[start of Supplied material]
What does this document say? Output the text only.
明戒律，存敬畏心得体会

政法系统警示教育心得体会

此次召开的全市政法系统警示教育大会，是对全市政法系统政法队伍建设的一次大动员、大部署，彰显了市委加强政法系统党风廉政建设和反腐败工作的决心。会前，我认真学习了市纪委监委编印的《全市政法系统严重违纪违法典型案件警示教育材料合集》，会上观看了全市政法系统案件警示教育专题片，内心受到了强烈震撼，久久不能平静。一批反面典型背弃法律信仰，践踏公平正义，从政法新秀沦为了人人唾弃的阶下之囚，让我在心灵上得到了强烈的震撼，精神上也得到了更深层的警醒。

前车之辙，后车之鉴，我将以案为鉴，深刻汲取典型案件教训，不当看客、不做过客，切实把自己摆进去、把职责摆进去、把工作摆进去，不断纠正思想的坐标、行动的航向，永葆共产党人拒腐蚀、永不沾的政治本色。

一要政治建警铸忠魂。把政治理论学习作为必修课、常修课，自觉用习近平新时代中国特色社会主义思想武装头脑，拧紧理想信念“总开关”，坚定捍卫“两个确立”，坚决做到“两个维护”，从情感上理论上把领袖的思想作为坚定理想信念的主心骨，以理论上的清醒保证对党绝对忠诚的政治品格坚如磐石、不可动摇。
[end of Supplied material]
Task –
Retype the whole listing, matching it exactly.

Answer to the problem –
What does this document say? Output the text only.
明戒律，存敬畏心得体会

政法系统警示教育心得体会

此次召开的全市政法系统警示教育大会，是对全市政法系统政法队伍建设的一次大动员、大部署，彰显了市委加强政法系统党风廉政建设和反腐败工作的决心。会前，我认真学习了市纪委监委编印的《全市政法系统严重违纪违法典型案件警示教育材料合集》，会上观看了全市政法系统案件警示教育专题片，内心受到了强烈震撼，久久不能平静。一批反面典型背弃法律信仰，践踏公平正义，从政法新秀沦为了人人唾弃的阶下之囚，让我在心灵上得到了强烈的震撼，精神上也得到了更深层的警醒。

前车之辙，后车之鉴，我将以案为鉴，深刻汲取典型案件教训，不当看客、不做过客，切实把自己摆进去、把职责摆进去、把工作摆进去，不断纠正思想的坐标、行动的航向，永葆共产党人拒腐蚀、永不沾的政治本色。

一要政治建警铸忠魂。把政治理论学习作为必修课、常修课，自觉用习近平新时代中国特色社会主义思想武装头脑，拧紧理想信念“总开关”，坚定捍卫“两个确立”，坚决做到“两个维护”，从情感上理论上把领袖的思想作为坚定理想信念的主心骨，以理论上的清醒保证对党绝对忠诚的政治品格坚如磐石、不可动摇。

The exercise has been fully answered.